**EXERCISE AIM**
Repeat every entry in the listing below, exactly.
──────── MATERIAL PROVIDED ────────
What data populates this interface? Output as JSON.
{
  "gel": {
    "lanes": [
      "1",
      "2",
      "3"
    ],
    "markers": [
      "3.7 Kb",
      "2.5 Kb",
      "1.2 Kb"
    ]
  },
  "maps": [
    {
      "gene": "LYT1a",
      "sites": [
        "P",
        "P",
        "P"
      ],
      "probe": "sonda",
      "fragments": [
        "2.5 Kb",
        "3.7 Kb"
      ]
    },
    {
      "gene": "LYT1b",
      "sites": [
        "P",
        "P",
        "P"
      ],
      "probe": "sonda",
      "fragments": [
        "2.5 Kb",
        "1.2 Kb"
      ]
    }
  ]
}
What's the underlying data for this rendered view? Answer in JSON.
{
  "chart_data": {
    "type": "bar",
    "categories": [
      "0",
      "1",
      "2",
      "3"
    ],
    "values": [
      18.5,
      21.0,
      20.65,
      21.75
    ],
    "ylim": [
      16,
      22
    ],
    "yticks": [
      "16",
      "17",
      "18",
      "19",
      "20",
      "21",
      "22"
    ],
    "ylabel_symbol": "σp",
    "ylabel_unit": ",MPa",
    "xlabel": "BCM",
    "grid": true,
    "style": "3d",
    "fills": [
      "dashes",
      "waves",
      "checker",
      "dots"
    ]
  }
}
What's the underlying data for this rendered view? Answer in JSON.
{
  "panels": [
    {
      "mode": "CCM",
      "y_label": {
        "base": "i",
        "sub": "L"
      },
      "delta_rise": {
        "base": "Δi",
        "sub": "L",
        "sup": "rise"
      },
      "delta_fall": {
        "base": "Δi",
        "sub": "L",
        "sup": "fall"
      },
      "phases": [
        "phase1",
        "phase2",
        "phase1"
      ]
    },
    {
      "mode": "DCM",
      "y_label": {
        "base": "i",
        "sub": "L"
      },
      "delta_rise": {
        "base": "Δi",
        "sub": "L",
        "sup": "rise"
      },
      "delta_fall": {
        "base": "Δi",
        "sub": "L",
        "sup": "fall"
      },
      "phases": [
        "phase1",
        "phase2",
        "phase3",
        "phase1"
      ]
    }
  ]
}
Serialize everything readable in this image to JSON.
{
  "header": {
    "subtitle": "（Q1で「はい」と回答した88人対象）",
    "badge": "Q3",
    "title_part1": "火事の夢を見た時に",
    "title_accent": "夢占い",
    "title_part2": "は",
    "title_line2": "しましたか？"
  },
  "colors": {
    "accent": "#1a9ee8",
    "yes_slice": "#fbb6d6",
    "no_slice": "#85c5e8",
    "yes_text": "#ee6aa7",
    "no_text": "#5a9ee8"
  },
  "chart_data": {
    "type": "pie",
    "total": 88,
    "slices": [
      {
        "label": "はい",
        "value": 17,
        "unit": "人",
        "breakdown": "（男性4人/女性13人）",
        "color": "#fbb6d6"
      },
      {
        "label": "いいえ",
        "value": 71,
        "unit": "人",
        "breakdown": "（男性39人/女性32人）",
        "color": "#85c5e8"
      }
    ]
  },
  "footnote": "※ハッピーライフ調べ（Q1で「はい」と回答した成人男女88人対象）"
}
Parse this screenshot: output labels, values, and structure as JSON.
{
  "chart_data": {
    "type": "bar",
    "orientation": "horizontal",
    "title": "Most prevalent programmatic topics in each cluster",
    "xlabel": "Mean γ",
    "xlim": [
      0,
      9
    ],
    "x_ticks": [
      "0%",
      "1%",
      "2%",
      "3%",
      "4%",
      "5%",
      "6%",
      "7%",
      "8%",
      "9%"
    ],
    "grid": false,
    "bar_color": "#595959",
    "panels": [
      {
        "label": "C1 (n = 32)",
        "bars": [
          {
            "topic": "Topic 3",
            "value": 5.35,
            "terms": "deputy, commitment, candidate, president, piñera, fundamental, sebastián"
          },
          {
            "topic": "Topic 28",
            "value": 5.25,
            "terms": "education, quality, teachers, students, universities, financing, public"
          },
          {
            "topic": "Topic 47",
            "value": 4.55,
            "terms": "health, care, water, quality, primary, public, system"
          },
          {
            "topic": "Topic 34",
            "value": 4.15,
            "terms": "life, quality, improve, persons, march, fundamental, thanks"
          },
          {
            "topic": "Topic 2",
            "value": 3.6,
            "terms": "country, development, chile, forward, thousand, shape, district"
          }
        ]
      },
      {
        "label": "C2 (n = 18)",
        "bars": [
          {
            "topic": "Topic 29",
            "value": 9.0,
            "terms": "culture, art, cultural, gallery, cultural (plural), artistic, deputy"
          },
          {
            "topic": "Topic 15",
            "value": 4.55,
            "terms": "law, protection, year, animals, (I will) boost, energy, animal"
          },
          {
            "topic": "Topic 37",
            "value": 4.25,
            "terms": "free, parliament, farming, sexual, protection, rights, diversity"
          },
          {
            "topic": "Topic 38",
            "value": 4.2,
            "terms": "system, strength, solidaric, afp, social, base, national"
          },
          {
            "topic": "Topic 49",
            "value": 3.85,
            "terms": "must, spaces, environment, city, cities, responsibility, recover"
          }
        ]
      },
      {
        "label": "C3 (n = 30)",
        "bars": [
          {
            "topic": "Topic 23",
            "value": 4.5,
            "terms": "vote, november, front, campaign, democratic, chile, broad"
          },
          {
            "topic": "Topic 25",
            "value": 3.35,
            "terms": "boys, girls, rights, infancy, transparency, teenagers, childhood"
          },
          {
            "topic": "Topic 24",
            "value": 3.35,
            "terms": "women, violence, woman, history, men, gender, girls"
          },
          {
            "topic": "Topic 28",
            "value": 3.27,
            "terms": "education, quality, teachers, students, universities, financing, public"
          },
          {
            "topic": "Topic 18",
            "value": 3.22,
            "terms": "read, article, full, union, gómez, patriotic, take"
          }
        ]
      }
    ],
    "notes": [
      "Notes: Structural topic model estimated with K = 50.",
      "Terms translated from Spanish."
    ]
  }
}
────────
**TASK RESULT**
What data populates this interface? Output as JSON.
{
  "gel": {
    "lanes": [
      "1",
      "2",
      "3"
    ],
    "markers": [
      "3.7 Kb",
      "2.5 Kb",
      "1.2 Kb"
    ]
  },
  "maps": [
    {
      "gene": "LYT1a",
      "sites": [
        "P",
        "P",
        "P"
      ],
      "probe": "sonda",
      "fragments": [
        "2.5 Kb",
        "3.7 Kb"
      ]
    },
    {
      "gene": "LYT1b",
      "sites": [
        "P",
        "P",
        "P"
      ],
      "probe": "sonda",
      "fragments": [
        "2.5 Kb",
        "1.2 Kb"
      ]
    }
  ]
}
What's the underlying data for this rendered view? Answer in JSON.
{
  "chart_data": {
    "type": "bar",
    "categories": [
      "0",
      "1",
      "2",
      "3"
    ],
    "values": [
      18.5,
      21.0,
      20.65,
      21.75
    ],
    "ylim": [
      16,
      22
    ],
    "yticks": [
      "16",
      "17",
      "18",
      "19",
      "20",
      "21",
      "22"
    ],
    "ylabel_symbol": "σp",
    "ylabel_unit": ",MPa",
    "xlabel": "BCM",
    "grid": true,
    "style": "3d",
    "fills": [
      "dashes",
      "waves",
      "checker",
      "dots"
    ]
  }
}
What's the underlying data for this rendered view? Answer in JSON.
{
  "panels": [
    {
      "mode": "CCM",
      "y_label": {
        "base": "i",
        "sub": "L"
      },
      "delta_rise": {
        "base": "Δi",
        "sub": "L",
        "sup": "rise"
      },
      "delta_fall": {
        "base": "Δi",
        "sub": "L",
        "sup": "fall"
      },
      "phases": [
        "phase1",
        "phase2",
        "phase1"
      ]
    },
    {
      "mode": "DCM",
      "y_label": {
        "base": "i",
        "sub": "L"
      },
      "delta_rise": {
        "base": "Δi",
        "sub": "L",
        "sup": "rise"
      },
      "delta_fall": {
        "base": "Δi",
        "sub": "L",
        "sup": "fall"
      },
      "phases": [
        "phase1",
        "phase2",
        "phase3",
        "phase1"
      ]
    }
  ]
}
Serialize everything readable in this image to JSON.
{
  "header": {
    "subtitle": "（Q1で「はい」と回答した88人対象）",
    "badge": "Q3",
    "title_part1": "火事の夢を見た時に",
    "title_accent": "夢占い",
    "title_part2": "は",
    "title_line2": "しましたか？"
  },
  "colors": {
    "accent": "#1a9ee8",
    "yes_slice": "#fbb6d6",
    "no_slice": "#85c5e8",
    "yes_text": "#ee6aa7",
    "no_text": "#5a9ee8"
  },
  "chart_data": {
    "type": "pie",
    "total": 88,
    "slices": [
      {
        "label": "はい",
        "value": 17,
        "unit": "人",
        "breakdown": "（男性4人/女性13人）",
        "color": "#fbb6d6"
      },
      {
        "label": "いいえ",
        "value": 71,
        "unit": "人",
        "breakdown": "（男性39人/女性32人）",
        "color": "#85c5e8"
      }
    ]
  },
  "footnote": "※ハッピーライフ調べ（Q1で「はい」と回答した成人男女88人対象）"
}
Parse this screenshot: output labels, values, and structure as JSON.
{
  "chart_data": {
    "type": "bar",
    "orientation": "horizontal",
    "title": "Most prevalent programmatic topics in each cluster",
    "xlabel": "Mean γ",
    "xlim": [
      0,
      9
    ],
    "x_ticks": [
      "0%",
      "1%",
      "2%",
      "3%",
      "4%",
      "5%",
      "6%",
      "7%",
      "8%",
      "9%"
    ],
    "grid": false,
    "bar_color": "#595959",
    "panels": [
      {
        "label": "C1 (n = 32)",
        "bars": [
          {
            "topic": "Topic 3",
            "value": 5.35,
            "terms": "deputy, commitment, candidate, president, piñera, fundamental, sebastián"
          },
          {
            "topic": "Topic 28",
            "value": 5.25,
            "terms": "education, quality, teachers, students, universities, financing, public"
          },
          {
            "topic": "Topic 47",
            "value": 4.55,
            "terms": "health, care, water, quality, primary, public, system"
          },
          {
            "topic": "Topic 34",
            "value": 4.15,
            "terms": "life, quality, improve, persons, march, fundamental, thanks"
          },
          {
            "topic": "Topic 2",
            "value": 3.6,
            "terms": "country, development, chile, forward, thousand, shape, district"
          }
        ]
      },
      {
        "label": "C2 (n = 18)",
        "bars": [
          {
            "topic": "Topic 29",
            "value": 9.0,
            "terms": "culture, art, cultural, gallery, cultural (plural), artistic, deputy"
          },
          {
            "topic": "Topic 15",
            "value": 4.55,
            "terms": "law, protection, year, animals, (I will) boost, energy, animal"
          },
          {
            "topic": "Topic 37",
            "value": 4.25,
            "terms": "free, parliament, farming, sexual, protection, rights, diversity"
          },
          {
            "topic": "Topic 38",
            "value": 4.2,
            "terms": "system, strength, solidaric, afp, social, base, national"
          },
          {
            "topic": "Topic 49",
            "value": 3.85,
            "terms": "must, spaces, environment, city, cities, responsibility, recover"
          }
        ]
      },
      {
        "label": "C3 (n = 30)",
        "bars": [
          {
            "topic": "Topic 23",
            "value": 4.5,
            "terms": "vote, november, front, campaign, democratic, chile, broad"
          },
          {
            "topic": "Topic 25",
            "value": 3.35,
            "terms": "boys, girls, rights, infancy, transparency, teenagers, childhood"
          },
          {
            "topic": "Topic 24",
            "value": 3.35,
            "terms": "women, violence, woman, history, men, gender, girls"
          },
          {
            "topic": "Topic 28",
            "value": 3.27,
            "terms": "education, quality, teachers, students, universities, financing, public"
          },
          {
            "topic": "Topic 18",
            "value": 3.22,
            "terms": "read, article, full, union, gómez, patriotic, take"
          }
        ]
      }
    ],
    "notes": [
      "Notes: Structural topic model estimated with K = 50.",
      "Terms translated from Spanish."
    ]
  }
}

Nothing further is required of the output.